#### To do
Return the entries below unchanged, starting with the first line and ending after the line that contains "flow-arrow: [1228, 344, 1247, 356]".

[Layout coordinate data]

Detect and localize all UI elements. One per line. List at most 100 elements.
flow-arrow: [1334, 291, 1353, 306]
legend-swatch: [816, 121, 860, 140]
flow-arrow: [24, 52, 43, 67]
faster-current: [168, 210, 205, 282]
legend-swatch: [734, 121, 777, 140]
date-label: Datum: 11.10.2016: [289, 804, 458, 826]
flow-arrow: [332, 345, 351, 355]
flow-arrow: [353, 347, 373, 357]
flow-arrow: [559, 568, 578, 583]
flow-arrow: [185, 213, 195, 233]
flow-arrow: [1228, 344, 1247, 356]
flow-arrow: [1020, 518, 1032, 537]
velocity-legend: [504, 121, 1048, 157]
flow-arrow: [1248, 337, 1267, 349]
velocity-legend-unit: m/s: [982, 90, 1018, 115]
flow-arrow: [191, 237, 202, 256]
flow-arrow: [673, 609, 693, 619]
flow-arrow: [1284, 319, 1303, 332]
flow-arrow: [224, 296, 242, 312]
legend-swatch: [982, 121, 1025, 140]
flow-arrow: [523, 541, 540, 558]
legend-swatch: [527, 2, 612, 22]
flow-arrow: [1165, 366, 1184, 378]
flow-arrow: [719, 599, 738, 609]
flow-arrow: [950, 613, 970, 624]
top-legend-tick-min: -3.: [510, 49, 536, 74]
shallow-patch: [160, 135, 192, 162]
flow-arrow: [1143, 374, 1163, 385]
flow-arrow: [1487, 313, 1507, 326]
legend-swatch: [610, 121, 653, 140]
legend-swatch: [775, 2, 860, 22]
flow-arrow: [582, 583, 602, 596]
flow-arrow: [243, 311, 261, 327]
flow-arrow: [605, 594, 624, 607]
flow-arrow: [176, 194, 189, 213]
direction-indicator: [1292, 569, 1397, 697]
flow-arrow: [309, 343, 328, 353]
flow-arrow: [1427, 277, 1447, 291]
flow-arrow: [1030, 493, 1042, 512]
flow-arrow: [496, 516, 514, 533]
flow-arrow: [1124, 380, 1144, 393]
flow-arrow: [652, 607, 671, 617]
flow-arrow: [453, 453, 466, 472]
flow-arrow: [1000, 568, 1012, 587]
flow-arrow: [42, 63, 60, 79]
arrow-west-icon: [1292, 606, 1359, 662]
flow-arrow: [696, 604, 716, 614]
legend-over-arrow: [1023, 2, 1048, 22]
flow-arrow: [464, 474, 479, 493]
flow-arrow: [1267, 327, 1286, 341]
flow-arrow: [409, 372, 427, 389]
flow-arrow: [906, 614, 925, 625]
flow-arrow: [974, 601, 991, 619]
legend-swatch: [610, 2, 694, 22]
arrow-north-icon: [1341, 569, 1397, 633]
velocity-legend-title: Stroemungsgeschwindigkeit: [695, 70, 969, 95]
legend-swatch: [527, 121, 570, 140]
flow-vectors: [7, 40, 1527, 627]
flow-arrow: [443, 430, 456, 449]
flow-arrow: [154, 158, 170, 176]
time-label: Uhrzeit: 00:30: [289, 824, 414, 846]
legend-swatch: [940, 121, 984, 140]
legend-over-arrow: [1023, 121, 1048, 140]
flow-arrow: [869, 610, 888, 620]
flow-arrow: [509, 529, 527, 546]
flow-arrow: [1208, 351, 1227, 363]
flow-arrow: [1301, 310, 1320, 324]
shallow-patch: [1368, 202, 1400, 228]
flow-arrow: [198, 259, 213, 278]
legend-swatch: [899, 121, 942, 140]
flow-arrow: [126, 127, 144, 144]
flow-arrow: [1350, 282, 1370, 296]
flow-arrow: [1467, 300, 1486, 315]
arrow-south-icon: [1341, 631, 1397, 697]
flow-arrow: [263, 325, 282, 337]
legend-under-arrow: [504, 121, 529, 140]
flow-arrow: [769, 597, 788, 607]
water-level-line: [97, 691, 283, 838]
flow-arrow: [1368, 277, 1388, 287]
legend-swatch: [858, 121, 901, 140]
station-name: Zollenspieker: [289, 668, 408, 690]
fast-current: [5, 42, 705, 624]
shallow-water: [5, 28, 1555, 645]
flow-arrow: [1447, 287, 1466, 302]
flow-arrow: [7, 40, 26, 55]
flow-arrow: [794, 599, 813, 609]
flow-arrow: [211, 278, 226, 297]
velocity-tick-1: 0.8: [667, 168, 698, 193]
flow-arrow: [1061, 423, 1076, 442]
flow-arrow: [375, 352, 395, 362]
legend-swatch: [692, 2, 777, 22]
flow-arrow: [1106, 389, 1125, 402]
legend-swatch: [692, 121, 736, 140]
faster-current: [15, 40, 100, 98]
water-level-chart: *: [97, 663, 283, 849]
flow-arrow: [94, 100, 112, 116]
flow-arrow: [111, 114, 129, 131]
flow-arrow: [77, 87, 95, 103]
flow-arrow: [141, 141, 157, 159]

#### Solution to the problem
Detect and localize all UI elements. One per line. List at most 100 elements.
flow-arrow: [1334, 291, 1353, 306]
legend-swatch: [816, 121, 860, 140]
flow-arrow: [24, 52, 43, 67]
faster-current: [168, 210, 205, 282]
legend-swatch: [734, 121, 777, 140]
date-label: Datum: 11.10.2016: [289, 804, 458, 826]
flow-arrow: [332, 345, 351, 355]
flow-arrow: [353, 347, 373, 357]
flow-arrow: [559, 568, 578, 583]
flow-arrow: [185, 213, 195, 233]
flow-arrow: [1228, 344, 1247, 356]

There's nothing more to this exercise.